#### What this task involves
Below is a listing to write out in full, exactly as given, without its pictures.

#### Record set
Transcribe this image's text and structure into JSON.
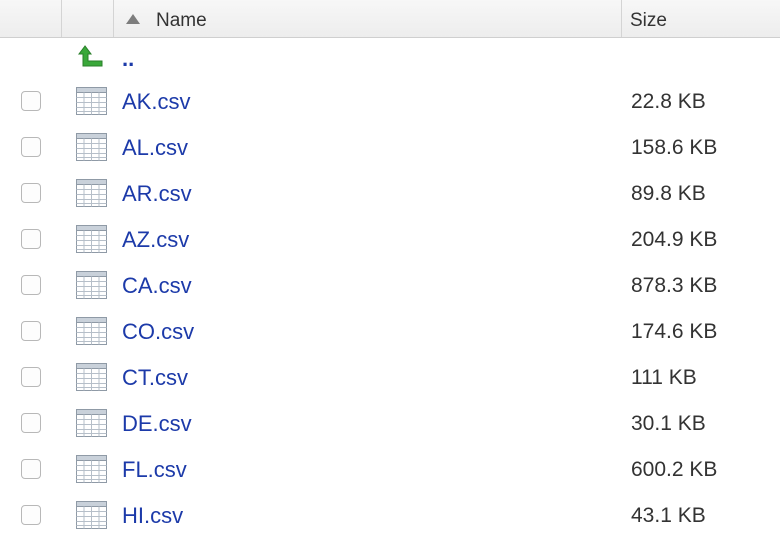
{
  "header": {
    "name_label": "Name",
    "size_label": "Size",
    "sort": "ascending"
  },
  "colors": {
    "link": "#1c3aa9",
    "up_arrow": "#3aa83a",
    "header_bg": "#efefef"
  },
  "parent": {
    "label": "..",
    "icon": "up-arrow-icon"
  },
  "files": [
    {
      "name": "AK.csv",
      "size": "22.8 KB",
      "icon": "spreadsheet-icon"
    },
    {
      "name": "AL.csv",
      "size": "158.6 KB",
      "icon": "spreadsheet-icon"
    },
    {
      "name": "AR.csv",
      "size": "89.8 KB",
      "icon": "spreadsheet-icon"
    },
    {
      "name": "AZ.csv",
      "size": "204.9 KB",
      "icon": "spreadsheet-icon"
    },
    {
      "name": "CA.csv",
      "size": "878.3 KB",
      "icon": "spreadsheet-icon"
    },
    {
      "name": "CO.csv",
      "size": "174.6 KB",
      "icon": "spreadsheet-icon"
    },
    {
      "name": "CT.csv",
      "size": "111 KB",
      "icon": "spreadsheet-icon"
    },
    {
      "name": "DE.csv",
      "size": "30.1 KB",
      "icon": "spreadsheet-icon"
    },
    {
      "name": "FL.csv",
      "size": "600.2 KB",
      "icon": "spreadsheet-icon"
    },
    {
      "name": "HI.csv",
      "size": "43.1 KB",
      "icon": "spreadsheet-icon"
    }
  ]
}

#### Result below
Transcribe this image's text and structure into JSON.
{
  "header": {
    "name_label": "Name",
    "size_label": "Size",
    "sort": "ascending"
  },
  "colors": {
    "link": "#1c3aa9",
    "up_arrow": "#3aa83a",
    "header_bg": "#efefef"
  },
  "parent": {
    "label": "..",
    "icon": "up-arrow-icon"
  },
  "files": [
    {
      "name": "AK.csv",
      "size": "22.8 KB",
      "icon": "spreadsheet-icon"
    },
    {
      "name": "AL.csv",
      "size": "158.6 KB",
      "icon": "spreadsheet-icon"
    },
    {
      "name": "AR.csv",
      "size": "89.8 KB",
      "icon": "spreadsheet-icon"
    },
    {
      "name": "AZ.csv",
      "size": "204.9 KB",
      "icon": "spreadsheet-icon"
    },
    {
      "name": "CA.csv",
      "size": "878.3 KB",
      "icon": "spreadsheet-icon"
    },
    {
      "name": "CO.csv",
      "size": "174.6 KB",
      "icon": "spreadsheet-icon"
    },
    {
      "name": "CT.csv",
      "size": "111 KB",
      "icon": "spreadsheet-icon"
    },
    {
      "name": "DE.csv",
      "size": "30.1 KB",
      "icon": "spreadsheet-icon"
    },
    {
      "name": "FL.csv",
      "size": "600.2 KB",
      "icon": "spreadsheet-icon"
    },
    {
      "name": "HI.csv",
      "size": "43.1 KB",
      "icon": "spreadsheet-icon"
    }
  ]
}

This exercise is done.